━━━━━ SUPPLIED DATA
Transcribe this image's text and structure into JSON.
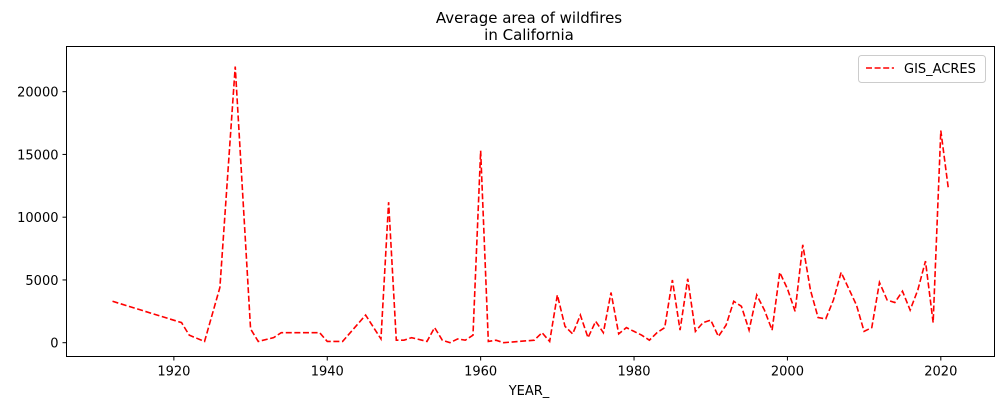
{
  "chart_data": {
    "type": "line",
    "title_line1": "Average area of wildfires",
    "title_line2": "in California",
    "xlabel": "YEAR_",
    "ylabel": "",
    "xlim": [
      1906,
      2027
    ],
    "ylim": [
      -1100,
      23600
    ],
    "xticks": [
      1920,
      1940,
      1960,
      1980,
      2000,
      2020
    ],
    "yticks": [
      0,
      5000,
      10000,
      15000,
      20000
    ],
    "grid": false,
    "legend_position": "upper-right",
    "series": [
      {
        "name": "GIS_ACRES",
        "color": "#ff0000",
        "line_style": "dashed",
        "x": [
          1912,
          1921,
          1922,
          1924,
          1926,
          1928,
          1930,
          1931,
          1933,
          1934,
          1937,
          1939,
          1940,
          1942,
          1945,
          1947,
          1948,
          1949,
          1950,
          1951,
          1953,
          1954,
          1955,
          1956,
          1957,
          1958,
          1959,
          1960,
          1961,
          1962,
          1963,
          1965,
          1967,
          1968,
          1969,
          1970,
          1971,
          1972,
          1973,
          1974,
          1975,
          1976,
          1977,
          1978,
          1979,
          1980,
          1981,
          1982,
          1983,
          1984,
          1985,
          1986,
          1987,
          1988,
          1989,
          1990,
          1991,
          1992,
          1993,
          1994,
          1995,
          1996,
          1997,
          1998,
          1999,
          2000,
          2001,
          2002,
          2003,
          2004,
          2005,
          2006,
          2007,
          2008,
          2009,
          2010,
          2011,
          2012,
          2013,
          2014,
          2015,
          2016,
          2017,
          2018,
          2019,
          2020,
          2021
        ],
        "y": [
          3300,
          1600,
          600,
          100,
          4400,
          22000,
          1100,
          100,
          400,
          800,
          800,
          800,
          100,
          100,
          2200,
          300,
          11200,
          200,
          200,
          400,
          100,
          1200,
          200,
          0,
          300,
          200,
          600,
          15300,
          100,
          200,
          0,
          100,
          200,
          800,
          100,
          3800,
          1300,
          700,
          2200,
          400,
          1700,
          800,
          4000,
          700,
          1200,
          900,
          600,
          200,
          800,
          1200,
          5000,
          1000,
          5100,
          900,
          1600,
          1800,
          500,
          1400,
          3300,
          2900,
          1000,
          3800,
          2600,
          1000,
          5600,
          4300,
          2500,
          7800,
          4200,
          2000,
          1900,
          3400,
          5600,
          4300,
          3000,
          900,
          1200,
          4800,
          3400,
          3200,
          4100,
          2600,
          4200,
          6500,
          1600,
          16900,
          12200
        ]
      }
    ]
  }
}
━━━━━━━━━━
◆ WRITTEN INSTRUCTION: Exact duplication of all the records is required; pictures are omitted from the copy.

◆ TASK ANSWER:
Transcribe this image's text and structure into JSON.
{
  "chart_data": {
    "type": "line",
    "title_line1": "Average area of wildfires",
    "title_line2": "in California",
    "xlabel": "YEAR_",
    "ylabel": "",
    "xlim": [
      1906,
      2027
    ],
    "ylim": [
      -1100,
      23600
    ],
    "xticks": [
      1920,
      1940,
      1960,
      1980,
      2000,
      2020
    ],
    "yticks": [
      0,
      5000,
      10000,
      15000,
      20000
    ],
    "grid": false,
    "legend_position": "upper-right",
    "series": [
      {
        "name": "GIS_ACRES",
        "color": "#ff0000",
        "line_style": "dashed",
        "x": [
          1912,
          1921,
          1922,
          1924,
          1926,
          1928,
          1930,
          1931,
          1933,
          1934,
          1937,
          1939,
          1940,
          1942,
          1945,
          1947,
          1948,
          1949,
          1950,
          1951,
          1953,
          1954,
          1955,
          1956,
          1957,
          1958,
          1959,
          1960,
          1961,
          1962,
          1963,
          1965,
          1967,
          1968,
          1969,
          1970,
          1971,
          1972,
          1973,
          1974,
          1975,
          1976,
          1977,
          1978,
          1979,
          1980,
          1981,
          1982,
          1983,
          1984,
          1985,
          1986,
          1987,
          1988,
          1989,
          1990,
          1991,
          1992,
          1993,
          1994,
          1995,
          1996,
          1997,
          1998,
          1999,
          2000,
          2001,
          2002,
          2003,
          2004,
          2005,
          2006,
          2007,
          2008,
          2009,
          2010,
          2011,
          2012,
          2013,
          2014,
          2015,
          2016,
          2017,
          2018,
          2019,
          2020,
          2021
        ],
        "y": [
          3300,
          1600,
          600,
          100,
          4400,
          22000,
          1100,
          100,
          400,
          800,
          800,
          800,
          100,
          100,
          2200,
          300,
          11200,
          200,
          200,
          400,
          100,
          1200,
          200,
          0,
          300,
          200,
          600,
          15300,
          100,
          200,
          0,
          100,
          200,
          800,
          100,
          3800,
          1300,
          700,
          2200,
          400,
          1700,
          800,
          4000,
          700,
          1200,
          900,
          600,
          200,
          800,
          1200,
          5000,
          1000,
          5100,
          900,
          1600,
          1800,
          500,
          1400,
          3300,
          2900,
          1000,
          3800,
          2600,
          1000,
          5600,
          4300,
          2500,
          7800,
          4200,
          2000,
          1900,
          3400,
          5600,
          4300,
          3000,
          900,
          1200,
          4800,
          3400,
          3200,
          4100,
          2600,
          4200,
          6500,
          1600,
          16900,
          12200
        ]
      }
    ]
  }
}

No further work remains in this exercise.